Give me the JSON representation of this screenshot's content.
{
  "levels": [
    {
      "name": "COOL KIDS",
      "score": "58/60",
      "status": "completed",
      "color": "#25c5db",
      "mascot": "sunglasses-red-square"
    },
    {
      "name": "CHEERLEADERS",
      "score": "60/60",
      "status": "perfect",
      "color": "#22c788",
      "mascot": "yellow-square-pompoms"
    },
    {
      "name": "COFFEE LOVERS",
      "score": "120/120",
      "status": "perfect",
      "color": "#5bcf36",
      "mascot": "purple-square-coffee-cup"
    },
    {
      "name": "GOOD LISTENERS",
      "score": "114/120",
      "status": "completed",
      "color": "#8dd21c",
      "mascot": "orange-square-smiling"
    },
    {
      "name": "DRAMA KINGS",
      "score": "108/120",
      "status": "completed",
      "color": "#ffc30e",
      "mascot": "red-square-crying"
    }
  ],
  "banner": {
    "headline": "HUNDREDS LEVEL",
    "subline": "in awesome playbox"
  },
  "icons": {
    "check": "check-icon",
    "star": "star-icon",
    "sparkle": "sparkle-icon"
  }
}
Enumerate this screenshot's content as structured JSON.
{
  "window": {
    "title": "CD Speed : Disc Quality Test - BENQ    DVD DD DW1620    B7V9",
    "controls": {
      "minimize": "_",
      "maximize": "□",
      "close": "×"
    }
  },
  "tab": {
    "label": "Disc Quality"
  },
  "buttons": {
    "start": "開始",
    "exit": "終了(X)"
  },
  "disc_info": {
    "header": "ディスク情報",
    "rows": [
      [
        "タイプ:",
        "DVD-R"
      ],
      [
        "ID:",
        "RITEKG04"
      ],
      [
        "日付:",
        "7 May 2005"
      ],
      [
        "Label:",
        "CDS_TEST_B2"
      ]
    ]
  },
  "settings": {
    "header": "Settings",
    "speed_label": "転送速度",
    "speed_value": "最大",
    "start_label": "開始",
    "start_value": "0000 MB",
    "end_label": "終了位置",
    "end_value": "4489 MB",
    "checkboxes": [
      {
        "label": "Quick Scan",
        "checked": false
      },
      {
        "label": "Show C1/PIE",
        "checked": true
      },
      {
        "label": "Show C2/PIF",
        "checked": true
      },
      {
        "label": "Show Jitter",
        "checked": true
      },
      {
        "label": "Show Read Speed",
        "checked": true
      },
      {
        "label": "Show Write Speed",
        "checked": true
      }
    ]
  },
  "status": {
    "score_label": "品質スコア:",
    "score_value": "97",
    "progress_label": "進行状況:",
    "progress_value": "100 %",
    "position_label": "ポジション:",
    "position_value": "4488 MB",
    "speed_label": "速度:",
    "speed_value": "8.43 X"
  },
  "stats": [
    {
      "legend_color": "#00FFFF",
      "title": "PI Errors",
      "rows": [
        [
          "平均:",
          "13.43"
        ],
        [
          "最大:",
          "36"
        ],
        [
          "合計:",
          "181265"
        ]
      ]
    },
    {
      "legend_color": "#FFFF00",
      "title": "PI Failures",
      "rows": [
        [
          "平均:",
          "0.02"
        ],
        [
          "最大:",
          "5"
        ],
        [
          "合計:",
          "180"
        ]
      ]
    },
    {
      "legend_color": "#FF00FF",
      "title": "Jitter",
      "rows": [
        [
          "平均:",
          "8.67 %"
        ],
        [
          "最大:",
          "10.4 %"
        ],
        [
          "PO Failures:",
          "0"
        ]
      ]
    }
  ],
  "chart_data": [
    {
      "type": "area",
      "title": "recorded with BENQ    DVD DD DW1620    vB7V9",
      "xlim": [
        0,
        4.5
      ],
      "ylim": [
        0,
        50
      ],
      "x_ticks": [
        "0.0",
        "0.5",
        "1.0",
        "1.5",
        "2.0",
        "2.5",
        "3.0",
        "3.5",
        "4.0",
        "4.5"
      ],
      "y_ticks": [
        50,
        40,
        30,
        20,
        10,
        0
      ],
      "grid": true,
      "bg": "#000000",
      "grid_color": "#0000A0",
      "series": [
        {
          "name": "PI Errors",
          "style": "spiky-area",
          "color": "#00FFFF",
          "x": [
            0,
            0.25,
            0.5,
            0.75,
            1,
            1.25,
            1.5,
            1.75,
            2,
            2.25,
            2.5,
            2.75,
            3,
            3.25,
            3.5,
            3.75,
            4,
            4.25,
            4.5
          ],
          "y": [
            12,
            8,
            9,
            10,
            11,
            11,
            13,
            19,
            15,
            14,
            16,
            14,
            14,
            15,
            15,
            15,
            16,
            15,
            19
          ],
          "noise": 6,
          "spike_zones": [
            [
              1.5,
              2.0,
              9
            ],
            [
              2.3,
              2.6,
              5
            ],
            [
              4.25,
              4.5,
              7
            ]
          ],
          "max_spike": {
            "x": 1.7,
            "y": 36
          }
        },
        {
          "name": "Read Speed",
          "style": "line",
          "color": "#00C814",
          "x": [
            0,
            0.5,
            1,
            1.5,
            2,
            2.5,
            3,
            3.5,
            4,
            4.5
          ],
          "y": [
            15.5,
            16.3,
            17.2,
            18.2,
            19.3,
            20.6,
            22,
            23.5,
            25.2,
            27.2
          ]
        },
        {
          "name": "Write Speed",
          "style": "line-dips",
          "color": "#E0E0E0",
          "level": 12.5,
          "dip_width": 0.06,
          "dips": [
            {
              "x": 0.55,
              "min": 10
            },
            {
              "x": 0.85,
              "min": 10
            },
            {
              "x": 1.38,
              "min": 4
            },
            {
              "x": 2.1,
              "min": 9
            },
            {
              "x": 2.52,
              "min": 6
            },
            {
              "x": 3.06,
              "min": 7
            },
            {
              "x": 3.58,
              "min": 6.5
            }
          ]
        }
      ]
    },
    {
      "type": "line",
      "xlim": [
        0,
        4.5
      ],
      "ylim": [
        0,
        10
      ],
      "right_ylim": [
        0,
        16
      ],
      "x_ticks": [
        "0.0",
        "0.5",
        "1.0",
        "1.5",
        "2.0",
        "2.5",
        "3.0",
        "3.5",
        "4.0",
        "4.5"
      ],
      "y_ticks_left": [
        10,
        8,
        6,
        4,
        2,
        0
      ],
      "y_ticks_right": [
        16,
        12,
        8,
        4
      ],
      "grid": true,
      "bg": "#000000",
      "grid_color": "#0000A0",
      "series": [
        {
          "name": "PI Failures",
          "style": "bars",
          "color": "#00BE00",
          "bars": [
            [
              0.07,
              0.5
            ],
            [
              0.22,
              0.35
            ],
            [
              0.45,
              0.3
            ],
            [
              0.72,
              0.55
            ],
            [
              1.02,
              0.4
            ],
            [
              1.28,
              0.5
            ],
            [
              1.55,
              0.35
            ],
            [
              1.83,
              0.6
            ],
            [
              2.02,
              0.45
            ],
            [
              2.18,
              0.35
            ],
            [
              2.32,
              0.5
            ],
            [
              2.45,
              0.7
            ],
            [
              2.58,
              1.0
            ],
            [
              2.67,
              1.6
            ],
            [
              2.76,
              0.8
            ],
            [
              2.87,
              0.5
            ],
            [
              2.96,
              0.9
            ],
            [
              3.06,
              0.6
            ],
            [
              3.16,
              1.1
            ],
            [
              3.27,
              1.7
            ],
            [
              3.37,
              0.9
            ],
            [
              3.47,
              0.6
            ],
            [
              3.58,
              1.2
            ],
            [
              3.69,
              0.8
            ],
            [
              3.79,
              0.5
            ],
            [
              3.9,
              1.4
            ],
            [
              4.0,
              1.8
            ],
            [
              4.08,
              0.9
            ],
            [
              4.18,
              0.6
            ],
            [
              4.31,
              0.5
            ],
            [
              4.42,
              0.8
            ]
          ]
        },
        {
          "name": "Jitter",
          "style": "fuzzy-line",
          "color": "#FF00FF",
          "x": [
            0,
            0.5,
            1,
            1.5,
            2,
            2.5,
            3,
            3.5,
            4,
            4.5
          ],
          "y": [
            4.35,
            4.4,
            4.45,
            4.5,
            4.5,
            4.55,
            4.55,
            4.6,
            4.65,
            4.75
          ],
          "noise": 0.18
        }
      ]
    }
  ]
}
***
# Problem to work on
Go through the entries above and count the lines containing the word "Write"; give only that count.

# Output below
2